Request —
Set out each line of the records below as a numbered list, omitting any blank lines. Leave the pictures out of the answer.

— Begin Material for this exercise —

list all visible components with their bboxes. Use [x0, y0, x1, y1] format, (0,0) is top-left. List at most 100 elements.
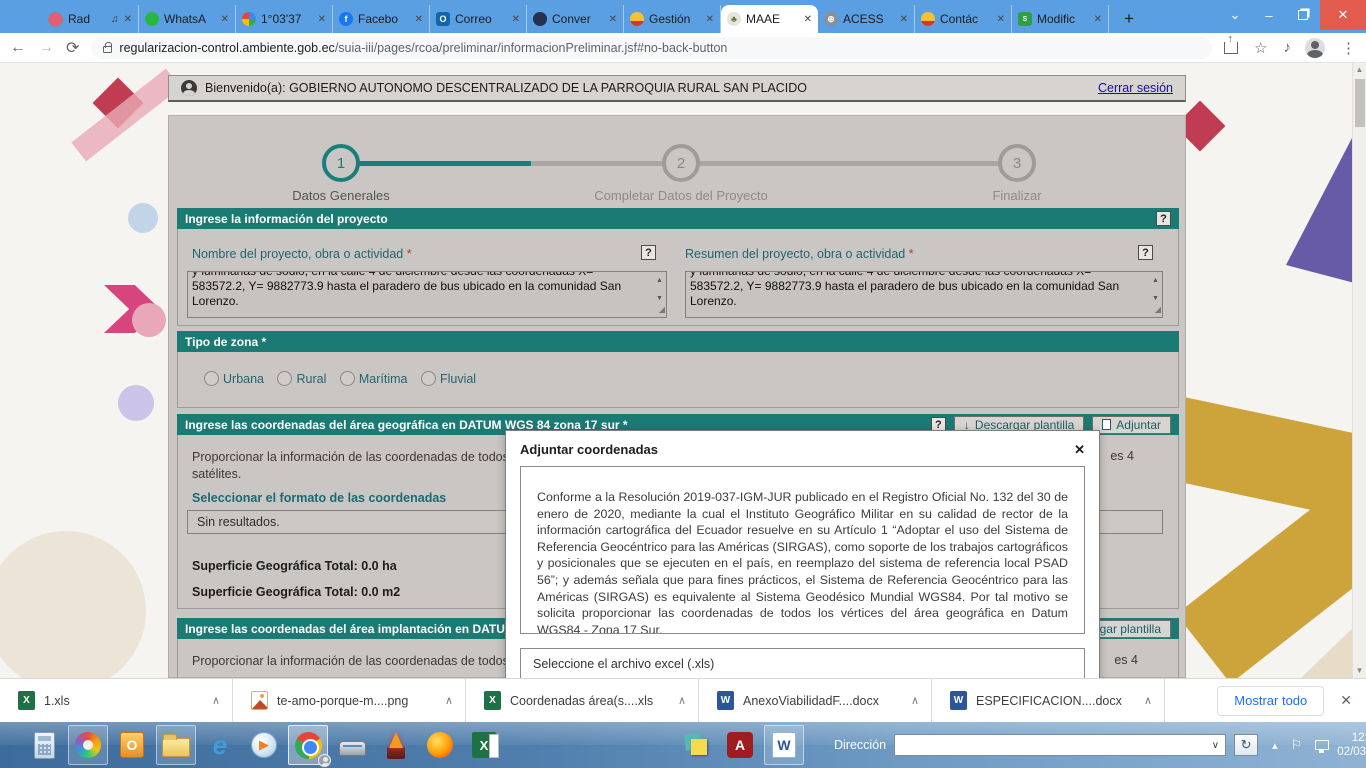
back-icon[interactable]: ← [10, 39, 26, 57]
radio-urbana[interactable] [204, 371, 219, 386]
forward-icon[interactable]: → [38, 39, 54, 57]
sticky-notes-icon[interactable] [676, 725, 716, 765]
media-playlist-icon[interactable]: ♪ [1284, 39, 1290, 56]
chrome-icon[interactable] [288, 725, 328, 765]
radio-label[interactable]: Urbana [223, 372, 264, 386]
tab-outlook[interactable]: O Correo ✕ [430, 5, 527, 33]
resize-handle-icon[interactable]: ◢ [1155, 302, 1161, 317]
tab-close-icon[interactable]: ✕ [1094, 14, 1102, 25]
download-item[interactable]: W AnexoViabilidadF....docx ∧ [699, 679, 932, 722]
scrollbar-thumb[interactable] [1355, 79, 1365, 127]
tab-converter[interactable]: Conver ✕ [527, 5, 624, 33]
download-menu-chevron-icon[interactable]: ∧ [1144, 694, 1152, 707]
step-1-circle[interactable]: 1 [322, 144, 360, 182]
help-icon[interactable]: ? [1156, 211, 1171, 226]
close-window-button[interactable]: ✕ [1320, 0, 1366, 30]
paint-icon[interactable] [68, 725, 108, 765]
scrollbar-up-icon[interactable]: ▲ [1353, 63, 1366, 77]
share-icon[interactable] [1224, 42, 1238, 54]
tab-close-icon[interactable]: ✕ [512, 14, 520, 25]
tab-maps[interactable]: 1°03'37 ✕ [236, 5, 333, 33]
scroll-up-icon[interactable]: ▲ [656, 277, 663, 284]
minimize-button[interactable]: – [1252, 8, 1286, 23]
tab-close-icon[interactable]: ✕ [706, 14, 714, 25]
reload-icon[interactable]: ⟳ [66, 38, 79, 58]
modal-close-icon[interactable]: ✕ [1074, 442, 1085, 458]
tab-close-icon[interactable]: ✕ [318, 14, 326, 25]
nombre-textarea[interactable]: y luminarias de sodio, en la calle 4 de … [187, 271, 667, 318]
adjuntar-button[interactable]: Adjuntar [1092, 416, 1171, 434]
disc-burner-icon[interactable] [376, 725, 416, 765]
tab-close-icon[interactable]: ✕ [221, 14, 229, 25]
go-refresh-button[interactable]: ↻ [1234, 734, 1258, 756]
radio-rural[interactable] [277, 371, 292, 386]
download-item[interactable]: X Coordenadas área(s....xls ∧ [466, 679, 699, 722]
radio-label[interactable]: Rural [296, 372, 326, 386]
close-downloads-bar-icon[interactable]: ✕ [1340, 692, 1352, 709]
lock-icon[interactable] [103, 46, 112, 53]
tab-maae-active[interactable]: ♣ MAAE ✕ [721, 5, 818, 33]
show-all-downloads-button[interactable]: Mostrar todo [1217, 686, 1324, 716]
file-explorer-icon[interactable] [156, 725, 196, 765]
profile-avatar[interactable] [1305, 38, 1325, 58]
show-hidden-icons[interactable]: ▴ [1272, 739, 1278, 752]
tab-close-icon[interactable]: ✕ [900, 14, 908, 25]
download-menu-chevron-icon[interactable]: ∧ [678, 694, 686, 707]
tab-close-icon[interactable]: ✕ [609, 14, 617, 25]
tab-facebook[interactable]: f Facebo ✕ [333, 5, 430, 33]
help-icon[interactable]: ? [1138, 245, 1153, 260]
kebab-menu-icon[interactable]: ⋮ [1341, 39, 1356, 57]
url-text[interactable]: regularizacion-control.ambiente.gob.ec/s… [119, 41, 727, 55]
scrollbar-down-icon[interactable]: ▼ [1353, 664, 1366, 678]
tab-search-chevron-icon[interactable]: ⌄ [1218, 7, 1252, 23]
download-menu-chevron-icon[interactable]: ∧ [911, 694, 919, 707]
download-item[interactable]: X 1.xls ∧ [0, 679, 233, 722]
media-player-icon[interactable]: ▶ [244, 725, 284, 765]
address-bar[interactable]: regularizacion-control.ambiente.gob.ec/s… [91, 37, 1212, 59]
radio-maritima[interactable] [340, 371, 355, 386]
radio-fluvial[interactable] [421, 371, 436, 386]
download-menu-chevron-icon[interactable]: ∧ [212, 694, 220, 707]
new-tab-button[interactable]: + [1109, 5, 1149, 33]
taskbar-clock[interactable]: 12:07 02/03/2022 [1337, 731, 1366, 759]
download-item[interactable]: W ESPECIFICACION....docx ∧ [932, 679, 1165, 722]
dropdown-chevron-icon[interactable]: ∨ [1206, 740, 1225, 751]
tab-whatsapp[interactable]: WhatsA ✕ [139, 5, 236, 33]
scanner-icon[interactable] [332, 725, 372, 765]
step-2-circle[interactable]: 2 [662, 144, 700, 182]
outlook-icon[interactable]: O [112, 725, 152, 765]
radio-label[interactable]: Fluvial [440, 372, 476, 386]
action-center-flag-icon[interactable]: ⚐ [1291, 737, 1303, 753]
help-icon[interactable]: ? [641, 245, 656, 260]
tab-close-icon[interactable]: ✕ [415, 14, 423, 25]
calculator-icon[interactable] [24, 725, 64, 765]
direccion-input[interactable]: ∨ [894, 734, 1226, 756]
word-icon[interactable]: W [764, 725, 804, 765]
tab-radio[interactable]: Rad ♫ ✕ [42, 5, 139, 33]
tab-acess[interactable]: ⊕ ACESS ✕ [818, 5, 915, 33]
download-menu-chevron-icon[interactable]: ∧ [445, 694, 453, 707]
tab-close-icon[interactable]: ✕ [124, 14, 132, 25]
resize-handle-icon[interactable]: ◢ [659, 302, 665, 317]
logout-link[interactable]: Cerrar sesión [1098, 81, 1173, 95]
firefox-icon[interactable] [420, 725, 460, 765]
file-select-field[interactable]: Seleccione el archivo excel (.xls) [520, 648, 1085, 678]
tab-close-icon[interactable]: ✕ [997, 14, 1005, 25]
network-icon[interactable] [1315, 740, 1329, 750]
tab-gestion[interactable]: Gestión ✕ [624, 5, 721, 33]
radio-label[interactable]: Marítima [359, 372, 408, 386]
download-item[interactable]: te-amo-porque-m....png ∧ [233, 679, 466, 722]
resumen-textarea[interactable]: y luminarias de sodio, en la calle 4 de … [685, 271, 1163, 318]
bookmark-star-icon[interactable]: ☆ [1254, 39, 1267, 57]
scroll-up-icon[interactable]: ▲ [1152, 277, 1159, 284]
restore-button[interactable] [1286, 8, 1320, 23]
tab-modificacion[interactable]: S Modific ✕ [1012, 5, 1109, 33]
internet-explorer-icon[interactable]: e [200, 725, 240, 765]
excel-icon[interactable]: X [464, 725, 504, 765]
step-3-circle[interactable]: 3 [998, 144, 1036, 182]
page-scrollbar[interactable]: ▲ ▼ [1352, 63, 1366, 678]
acrobat-glyph: A [727, 732, 753, 758]
tab-close-icon[interactable]: ✕ [804, 14, 812, 25]
tab-contacto[interactable]: Contác ✕ [915, 5, 1012, 33]
acrobat-icon[interactable]: A [720, 725, 760, 765]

— End Material for this exercise —

Solution for this task —
1. list all visible components with their bboxes. Use [x0, y0, x1, y1] format, (0,0) is top-left. List at most 100 elements.
2. back-icon[interactable]: ← [10, 39, 26, 57]
3. radio-urbana[interactable] [204, 371, 219, 386]
4. forward-icon[interactable]: → [38, 39, 54, 57]
5. sticky-notes-icon[interactable] [676, 725, 716, 765]
6. media-playlist-icon[interactable]: ♪ [1284, 39, 1290, 56]
7. chrome-icon[interactable] [288, 725, 328, 765]
8. radio-label[interactable]: Urbana [223, 372, 264, 386]
9. tab-outlook[interactable]: O Correo ✕ [430, 5, 527, 33]
10. resize-handle-icon[interactable]: ◢ [1155, 302, 1161, 317]
11. tab-close-icon[interactable]: ✕ [1094, 14, 1102, 25]
12. download-item[interactable]: W AnexoViabilidadF....docx ∧ [699, 679, 932, 722]
13. scrollbar-thumb[interactable] [1355, 79, 1365, 127]
14. tab-converter[interactable]: Conver ✕ [527, 5, 624, 33]
15. download-menu-chevron-icon[interactable]: ∧ [1144, 694, 1152, 707]
16. step-1-circle[interactable]: 1 [322, 144, 360, 182]
17. help-icon[interactable]: ? [1156, 211, 1171, 226]
18. close-window-button[interactable]: ✕ [1320, 0, 1366, 30]
19. paint-icon[interactable] [68, 725, 108, 765]
20. scrollbar-up-icon[interactable]: ▲ [1353, 63, 1366, 77]
21. share-icon[interactable] [1224, 42, 1238, 54]
22. tab-close-icon[interactable]: ✕ [512, 14, 520, 25]
23. tab-maps[interactable]: 1°03'37 ✕ [236, 5, 333, 33]
24. scroll-up-icon[interactable]: ▲ [656, 277, 663, 284]
25. minimize-button[interactable]: – [1252, 8, 1286, 23]
26. tab-close-icon[interactable]: ✕ [706, 14, 714, 25]
27. reload-icon[interactable]: ⟳ [66, 38, 79, 58]
28. modal-close-icon[interactable]: ✕ [1074, 442, 1085, 458]
29. tab-close-icon[interactable]: ✕ [318, 14, 326, 25]
30. nombre-textarea[interactable]: y luminarias de sodio, en la calle 4 de … [187, 271, 667, 318]
31. adjuntar-button[interactable]: Adjuntar [1092, 416, 1171, 434]
32. disc-burner-icon[interactable] [376, 725, 416, 765]
33. tab-close-icon[interactable]: ✕ [221, 14, 229, 25]
34. go-refresh-button[interactable]: ↻ [1234, 734, 1258, 756]
35. radio-rural[interactable] [277, 371, 292, 386]
36. download-item[interactable]: X Coordenadas área(s....xls ∧ [466, 679, 699, 722]
37. radio-label[interactable]: Rural [296, 372, 326, 386]
38. close-downloads-bar-icon[interactable]: ✕ [1340, 692, 1352, 709]
39. lock-icon[interactable] [103, 46, 112, 53]
40. tab-maae-active[interactable]: ♣ MAAE ✕ [721, 5, 818, 33]
41. show-all-downloads-button[interactable]: Mostrar todo [1217, 686, 1324, 716]
42. file-explorer-icon[interactable] [156, 725, 196, 765]
43. profile-avatar[interactable] [1305, 38, 1325, 58]
44. show-hidden-icons[interactable]: ▴ [1272, 739, 1278, 752]
45. tab-close-icon[interactable]: ✕ [900, 14, 908, 25]
46. download-menu-chevron-icon[interactable]: ∧ [678, 694, 686, 707]
47. tab-close-icon[interactable]: ✕ [609, 14, 617, 25]
48. tab-facebook[interactable]: f Facebo ✕ [333, 5, 430, 33]
49. help-icon[interactable]: ? [1138, 245, 1153, 260]
50. kebab-menu-icon[interactable]: ⋮ [1341, 39, 1356, 57]
51. url-text[interactable]: regularizacion-control.ambiente.gob.ec/s… [119, 41, 727, 55]
52. scrollbar-down-icon[interactable]: ▼ [1353, 664, 1366, 678]
53. tab-search-chevron-icon[interactable]: ⌄ [1218, 7, 1252, 23]
54. download-menu-chevron-icon[interactable]: ∧ [911, 694, 919, 707]
55. download-item[interactable]: X 1.xls ∧ [0, 679, 233, 722]
56. media-player-icon[interactable]: ▶ [244, 725, 284, 765]
57. address-bar[interactable]: regularizacion-control.ambiente.gob.ec/s… [91, 37, 1212, 59]
58. radio-maritima[interactable] [340, 371, 355, 386]
59. radio-fluvial[interactable] [421, 371, 436, 386]
60. download-menu-chevron-icon[interactable]: ∧ [212, 694, 220, 707]
61. new-tab-button[interactable]: + [1109, 5, 1149, 33]
62. taskbar-clock[interactable]: 12:07 02/03/2022 [1337, 731, 1366, 759]
63. download-item[interactable]: W ESPECIFICACION....docx ∧ [932, 679, 1165, 722]
64. dropdown-chevron-icon[interactable]: ∨ [1206, 740, 1225, 751]
65. tab-whatsapp[interactable]: WhatsA ✕ [139, 5, 236, 33]
66. scanner-icon[interactable] [332, 725, 372, 765]
67. step-2-circle[interactable]: 2 [662, 144, 700, 182]
68. outlook-icon[interactable]: O [112, 725, 152, 765]
69. radio-label[interactable]: Fluvial [440, 372, 476, 386]
70. action-center-flag-icon[interactable]: ⚐ [1291, 737, 1303, 753]
71. help-icon[interactable]: ? [641, 245, 656, 260]
72. tab-close-icon[interactable]: ✕ [415, 14, 423, 25]
73. calculator-icon[interactable] [24, 725, 64, 765]
74. direccion-input[interactable]: ∨ [894, 734, 1226, 756]
75. word-icon[interactable]: W [764, 725, 804, 765]
76. tab-radio[interactable]: Rad ♫ ✕ [42, 5, 139, 33]
77. tab-acess[interactable]: ⊕ ACESS ✕ [818, 5, 915, 33]
78. download-menu-chevron-icon[interactable]: ∧ [445, 694, 453, 707]
79. tab-close-icon[interactable]: ✕ [124, 14, 132, 25]
80. resize-handle-icon[interactable]: ◢ [659, 302, 665, 317]
81. logout-link[interactable]: Cerrar sesión [1098, 81, 1173, 95]
82. firefox-icon[interactable] [420, 725, 460, 765]
83. file-select-field[interactable]: Seleccione el archivo excel (.xls) [520, 648, 1085, 678]
84. tab-close-icon[interactable]: ✕ [997, 14, 1005, 25]
85. network-icon[interactable] [1315, 740, 1329, 750]
86. tab-gestion[interactable]: Gestión ✕ [624, 5, 721, 33]
87. radio-label[interactable]: Marítima [359, 372, 408, 386]
88. download-item[interactable]: te-amo-porque-m....png ∧ [233, 679, 466, 722]
89. resumen-textarea[interactable]: y luminarias de sodio, en la calle 4 de … [685, 271, 1163, 318]
90. bookmark-star-icon[interactable]: ☆ [1254, 39, 1267, 57]
91. scroll-up-icon[interactable]: ▲ [1152, 277, 1159, 284]
92. restore-button[interactable] [1286, 8, 1320, 23]
93. tab-modificacion[interactable]: S Modific ✕ [1012, 5, 1109, 33]
94. internet-explorer-icon[interactable]: e [200, 725, 240, 765]
95. excel-icon[interactable]: X [464, 725, 504, 765]
96. step-3-circle[interactable]: 3 [998, 144, 1036, 182]
97. page-scrollbar[interactable]: ▲ ▼ [1352, 63, 1366, 678]
98. acrobat-glyph: A [727, 732, 753, 758]
99. tab-close-icon[interactable]: ✕ [804, 14, 812, 25]
100. tab-contacto[interactable]: Contác ✕ [915, 5, 1012, 33]
101. acrobat-icon[interactable]: A [720, 725, 760, 765]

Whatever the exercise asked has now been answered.